◆ GIVEN PROBLEM:
Copy out every line containing the word "JSON".

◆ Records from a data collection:
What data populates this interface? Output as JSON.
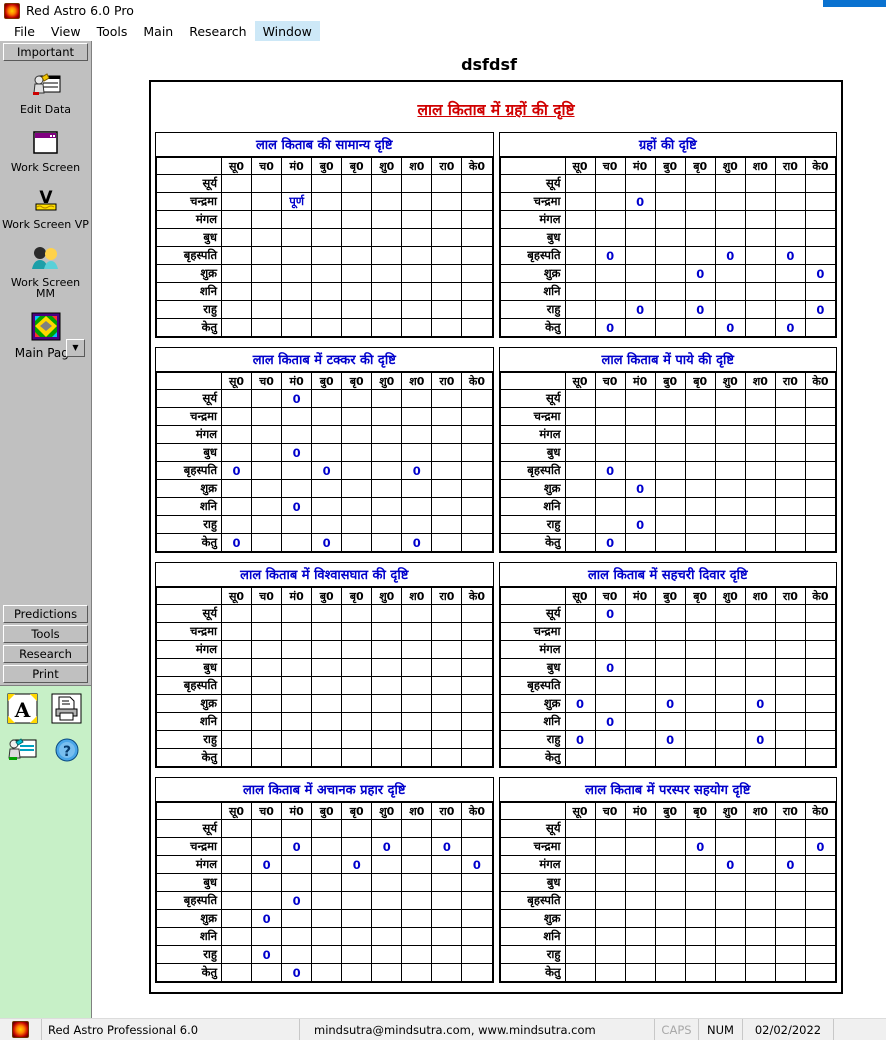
{
  "window": {
    "title": "Red Astro 6.0 Pro",
    "app_icon": "red-astro-logo-icon"
  },
  "menubar": {
    "items": [
      {
        "label": "File",
        "active": false
      },
      {
        "label": "View",
        "active": false
      },
      {
        "label": "Tools",
        "active": false
      },
      {
        "label": "Main",
        "active": false
      },
      {
        "label": "Research",
        "active": false
      },
      {
        "label": "Window",
        "active": true
      }
    ]
  },
  "sidebar": {
    "header_button": "Important",
    "icon_items": [
      {
        "label": "Edit Data",
        "icon": "edit-data-icon"
      },
      {
        "label": "Work Screen",
        "icon": "work-screen-window-icon"
      },
      {
        "label": "Work Screen VP",
        "icon": "work-screen-vp-icon"
      },
      {
        "label": "Work Screen MM",
        "icon": "work-screen-mm-people-icon"
      },
      {
        "label": "Main Page",
        "icon": "main-page-kundli-icon"
      }
    ],
    "buttons": [
      "Predictions",
      "Tools",
      "Research",
      "Print"
    ],
    "green_icons": [
      "font-A-icon",
      "print-icon",
      "edit-chart-icon",
      "help-question-icon"
    ]
  },
  "main": {
    "document_title": "dsfdsf",
    "sheet_heading": "लाल किताब में ग्रहों की दृष्टि",
    "row_labels": [
      "सूर्य",
      "चन्द्रमा",
      "मंगल",
      "बुध",
      "बृहस्पति",
      "शुक्र",
      "शनि",
      "राहु",
      "केतु"
    ],
    "column_headers": [
      "",
      "सू0",
      "च0",
      "मं0",
      "बु0",
      "बृ0",
      "शु0",
      "श0",
      "रा0",
      "के0"
    ],
    "tables": [
      {
        "title": "लाल किताब की सामान्य दृष्टि",
        "rows": [
          [
            "",
            "",
            "",
            "",
            "",
            "",
            "",
            "",
            ""
          ],
          [
            "",
            "",
            "पूर्ण",
            "",
            "",
            "",
            "",
            "",
            ""
          ],
          [
            "",
            "",
            "",
            "",
            "",
            "",
            "",
            "",
            ""
          ],
          [
            "",
            "",
            "",
            "",
            "",
            "",
            "",
            "",
            ""
          ],
          [
            "",
            "",
            "",
            "",
            "",
            "",
            "",
            "",
            ""
          ],
          [
            "",
            "",
            "",
            "",
            "",
            "",
            "",
            "",
            ""
          ],
          [
            "",
            "",
            "",
            "",
            "",
            "",
            "",
            "",
            ""
          ],
          [
            "",
            "",
            "",
            "",
            "",
            "",
            "",
            "",
            ""
          ],
          [
            "",
            "",
            "",
            "",
            "",
            "",
            "",
            "",
            ""
          ]
        ]
      },
      {
        "title": "ग्रहों की दृष्टि",
        "rows": [
          [
            "",
            "",
            "",
            "",
            "",
            "",
            "",
            "",
            ""
          ],
          [
            "",
            "",
            "0",
            "",
            "",
            "",
            "",
            "",
            ""
          ],
          [
            "",
            "",
            "",
            "",
            "",
            "",
            "",
            "",
            ""
          ],
          [
            "",
            "",
            "",
            "",
            "",
            "",
            "",
            "",
            ""
          ],
          [
            "",
            "0",
            "",
            "",
            "",
            "0",
            "",
            "0",
            ""
          ],
          [
            "",
            "",
            "",
            "",
            "0",
            "",
            "",
            "",
            "0"
          ],
          [
            "",
            "",
            "",
            "",
            "",
            "",
            "",
            "",
            ""
          ],
          [
            "",
            "",
            "0",
            "",
            "0",
            "",
            "",
            "",
            "0"
          ],
          [
            "",
            "0",
            "",
            "",
            "",
            "0",
            "",
            "0",
            ""
          ]
        ]
      },
      {
        "title": "लाल किताब में टक्कर की दृष्टि",
        "rows": [
          [
            "",
            "",
            "0",
            "",
            "",
            "",
            "",
            "",
            ""
          ],
          [
            "",
            "",
            "",
            "",
            "",
            "",
            "",
            "",
            ""
          ],
          [
            "",
            "",
            "",
            "",
            "",
            "",
            "",
            "",
            ""
          ],
          [
            "",
            "",
            "0",
            "",
            "",
            "",
            "",
            "",
            ""
          ],
          [
            "0",
            "",
            "",
            "0",
            "",
            "",
            "0",
            "",
            ""
          ],
          [
            "",
            "",
            "",
            "",
            "",
            "",
            "",
            "",
            ""
          ],
          [
            "",
            "",
            "0",
            "",
            "",
            "",
            "",
            "",
            ""
          ],
          [
            "",
            "",
            "",
            "",
            "",
            "",
            "",
            "",
            ""
          ],
          [
            "0",
            "",
            "",
            "0",
            "",
            "",
            "0",
            "",
            ""
          ]
        ]
      },
      {
        "title": "लाल किताब में पाये की दृष्टि",
        "rows": [
          [
            "",
            "",
            "",
            "",
            "",
            "",
            "",
            "",
            ""
          ],
          [
            "",
            "",
            "",
            "",
            "",
            "",
            "",
            "",
            ""
          ],
          [
            "",
            "",
            "",
            "",
            "",
            "",
            "",
            "",
            ""
          ],
          [
            "",
            "",
            "",
            "",
            "",
            "",
            "",
            "",
            ""
          ],
          [
            "",
            "0",
            "",
            "",
            "",
            "",
            "",
            "",
            ""
          ],
          [
            "",
            "",
            "0",
            "",
            "",
            "",
            "",
            "",
            ""
          ],
          [
            "",
            "",
            "",
            "",
            "",
            "",
            "",
            "",
            ""
          ],
          [
            "",
            "",
            "0",
            "",
            "",
            "",
            "",
            "",
            ""
          ],
          [
            "",
            "0",
            "",
            "",
            "",
            "",
            "",
            "",
            ""
          ]
        ]
      },
      {
        "title": "लाल किताब में विश्वासघात की दृष्टि",
        "rows": [
          [
            "",
            "",
            "",
            "",
            "",
            "",
            "",
            "",
            ""
          ],
          [
            "",
            "",
            "",
            "",
            "",
            "",
            "",
            "",
            ""
          ],
          [
            "",
            "",
            "",
            "",
            "",
            "",
            "",
            "",
            ""
          ],
          [
            "",
            "",
            "",
            "",
            "",
            "",
            "",
            "",
            ""
          ],
          [
            "",
            "",
            "",
            "",
            "",
            "",
            "",
            "",
            ""
          ],
          [
            "",
            "",
            "",
            "",
            "",
            "",
            "",
            "",
            ""
          ],
          [
            "",
            "",
            "",
            "",
            "",
            "",
            "",
            "",
            ""
          ],
          [
            "",
            "",
            "",
            "",
            "",
            "",
            "",
            "",
            ""
          ],
          [
            "",
            "",
            "",
            "",
            "",
            "",
            "",
            "",
            ""
          ]
        ]
      },
      {
        "title": "लाल किताब में सहचरी दिवार दृष्टि",
        "rows": [
          [
            "",
            "0",
            "",
            "",
            "",
            "",
            "",
            "",
            ""
          ],
          [
            "",
            "",
            "",
            "",
            "",
            "",
            "",
            "",
            ""
          ],
          [
            "",
            "",
            "",
            "",
            "",
            "",
            "",
            "",
            ""
          ],
          [
            "",
            "0",
            "",
            "",
            "",
            "",
            "",
            "",
            ""
          ],
          [
            "",
            "",
            "",
            "",
            "",
            "",
            "",
            "",
            ""
          ],
          [
            "0",
            "",
            "",
            "0",
            "",
            "",
            "0",
            "",
            ""
          ],
          [
            "",
            "0",
            "",
            "",
            "",
            "",
            "",
            "",
            ""
          ],
          [
            "0",
            "",
            "",
            "0",
            "",
            "",
            "0",
            "",
            ""
          ],
          [
            "",
            "",
            "",
            "",
            "",
            "",
            "",
            "",
            ""
          ]
        ]
      },
      {
        "title": "लाल किताब में अचानक प्रहार दृष्टि",
        "rows": [
          [
            "",
            "",
            "",
            "",
            "",
            "",
            "",
            "",
            ""
          ],
          [
            "",
            "",
            "0",
            "",
            "",
            "0",
            "",
            "0",
            ""
          ],
          [
            "",
            "0",
            "",
            "",
            "0",
            "",
            "",
            "",
            "0"
          ],
          [
            "",
            "",
            "",
            "",
            "",
            "",
            "",
            "",
            ""
          ],
          [
            "",
            "",
            "0",
            "",
            "",
            "",
            "",
            "",
            ""
          ],
          [
            "",
            "0",
            "",
            "",
            "",
            "",
            "",
            "",
            ""
          ],
          [
            "",
            "",
            "",
            "",
            "",
            "",
            "",
            "",
            ""
          ],
          [
            "",
            "0",
            "",
            "",
            "",
            "",
            "",
            "",
            ""
          ],
          [
            "",
            "",
            "0",
            "",
            "",
            "",
            "",
            "",
            ""
          ]
        ]
      },
      {
        "title": "लाल किताब में परस्पर सहयोग दृष्टि",
        "rows": [
          [
            "",
            "",
            "",
            "",
            "",
            "",
            "",
            "",
            ""
          ],
          [
            "",
            "",
            "",
            "",
            "0",
            "",
            "",
            "",
            "0"
          ],
          [
            "",
            "",
            "",
            "",
            "",
            "0",
            "",
            "0",
            ""
          ],
          [
            "",
            "",
            "",
            "",
            "",
            "",
            "",
            "",
            ""
          ],
          [
            "",
            "",
            "",
            "",
            "",
            "",
            "",
            "",
            ""
          ],
          [
            "",
            "",
            "",
            "",
            "",
            "",
            "",
            "",
            ""
          ],
          [
            "",
            "",
            "",
            "",
            "",
            "",
            "",
            "",
            ""
          ],
          [
            "",
            "",
            "",
            "",
            "",
            "",
            "",
            "",
            ""
          ],
          [
            "",
            "",
            "",
            "",
            "",
            "",
            "",
            "",
            ""
          ]
        ]
      }
    ]
  },
  "statusbar": {
    "app_name": "Red Astro Professional 6.0",
    "contact": "mindsutra@mindsutra.com, www.mindsutra.com",
    "caps": "CAPS",
    "num": "NUM",
    "date": "02/02/2022"
  },
  "colors": {
    "heading_red": "#d00000",
    "table_title_blue": "#0000cc",
    "mark_blue": "#0000cc",
    "sidebar_gray": "#c0c0c0",
    "green_panel": "#c7f0c7",
    "menu_active": "#cde8f7"
  }
}
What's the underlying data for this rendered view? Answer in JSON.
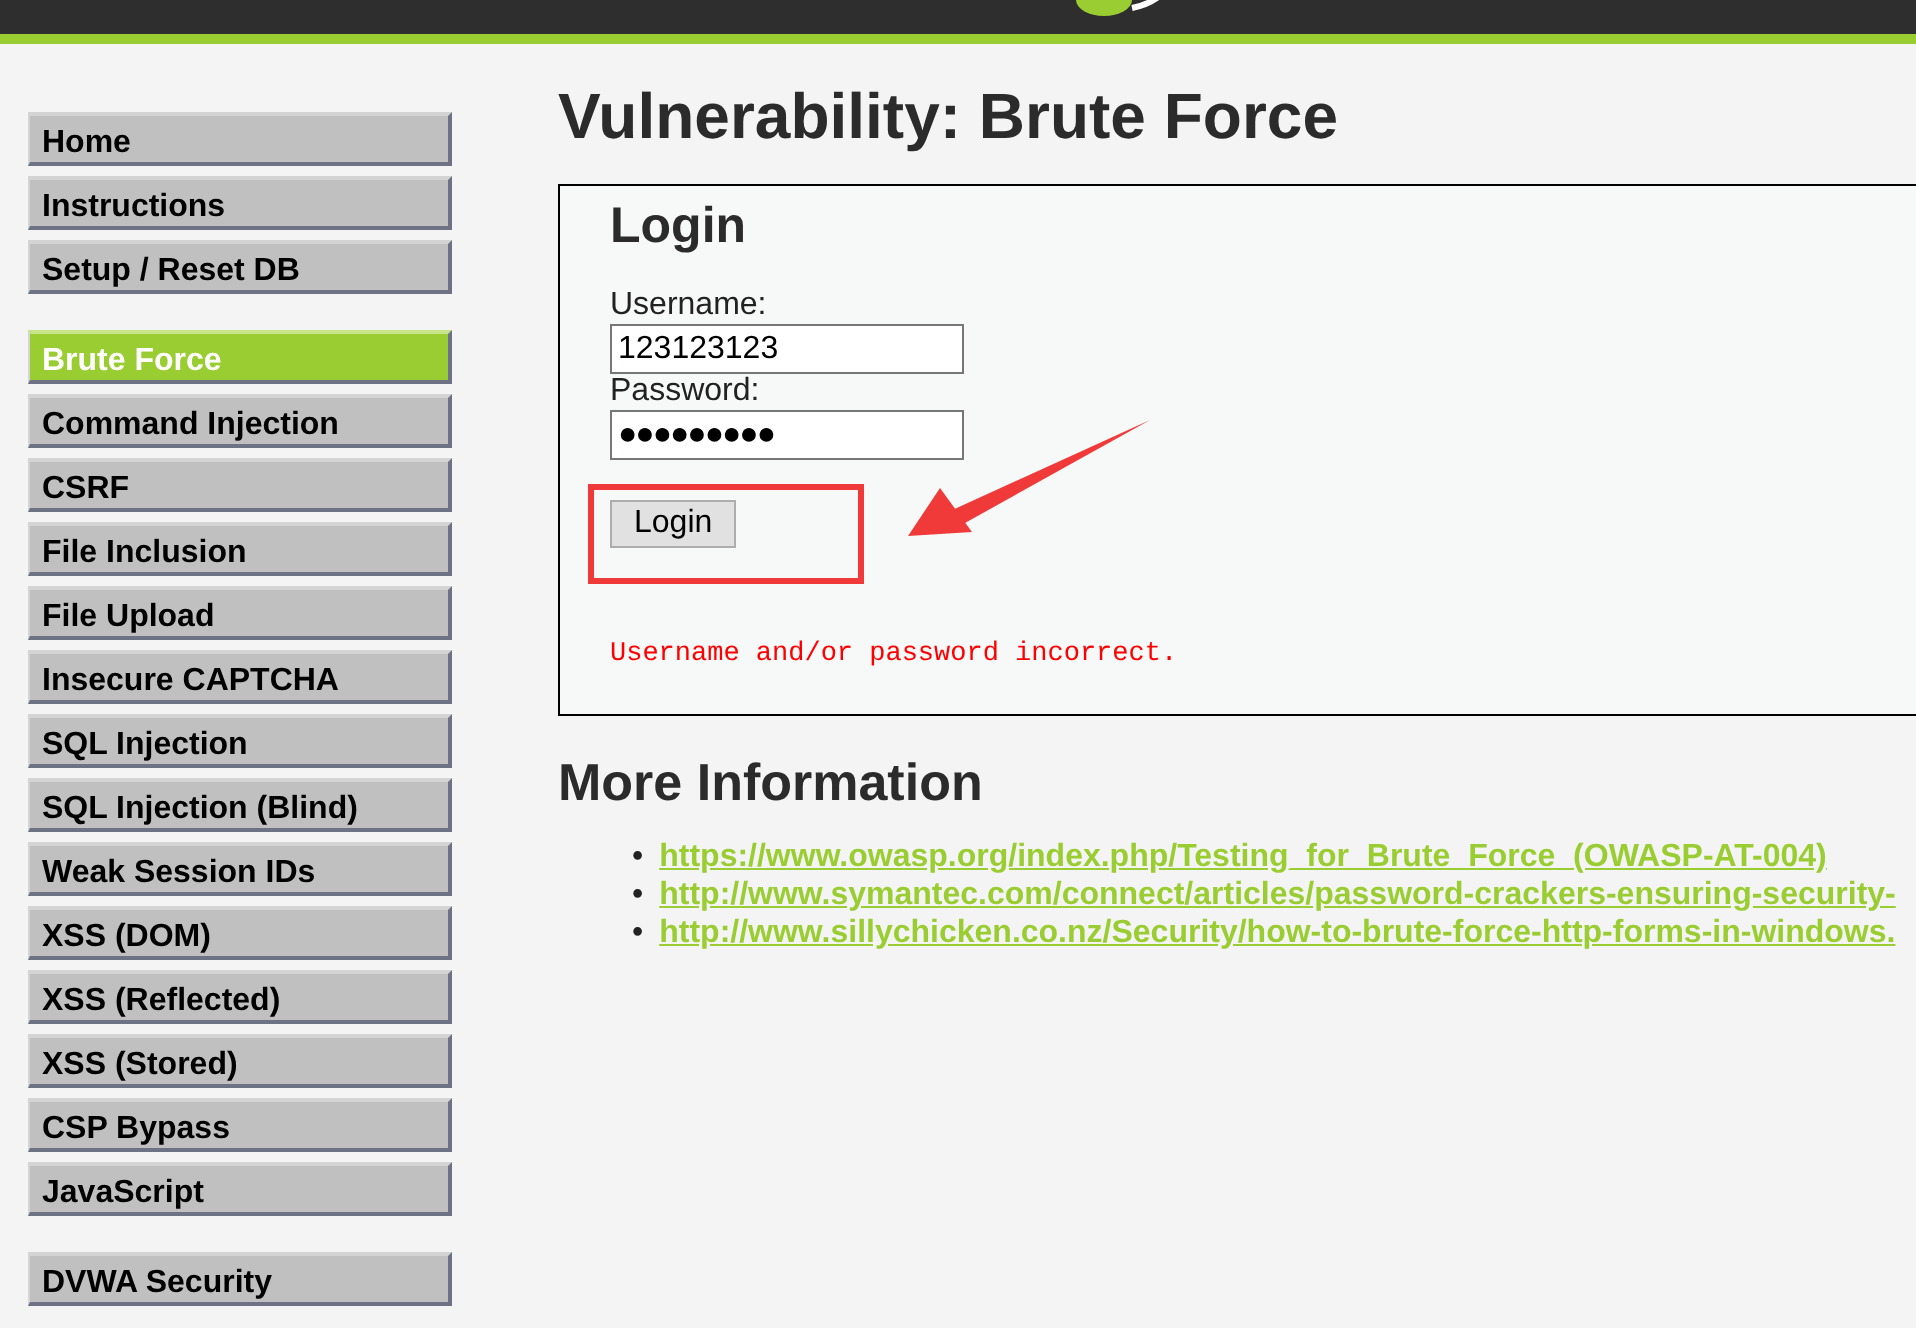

◆ RESULT OF THIS EXERCISE:
What data populates this interface? Output as JSON.
What's the underlying data for this rendered view? Answer in JSON.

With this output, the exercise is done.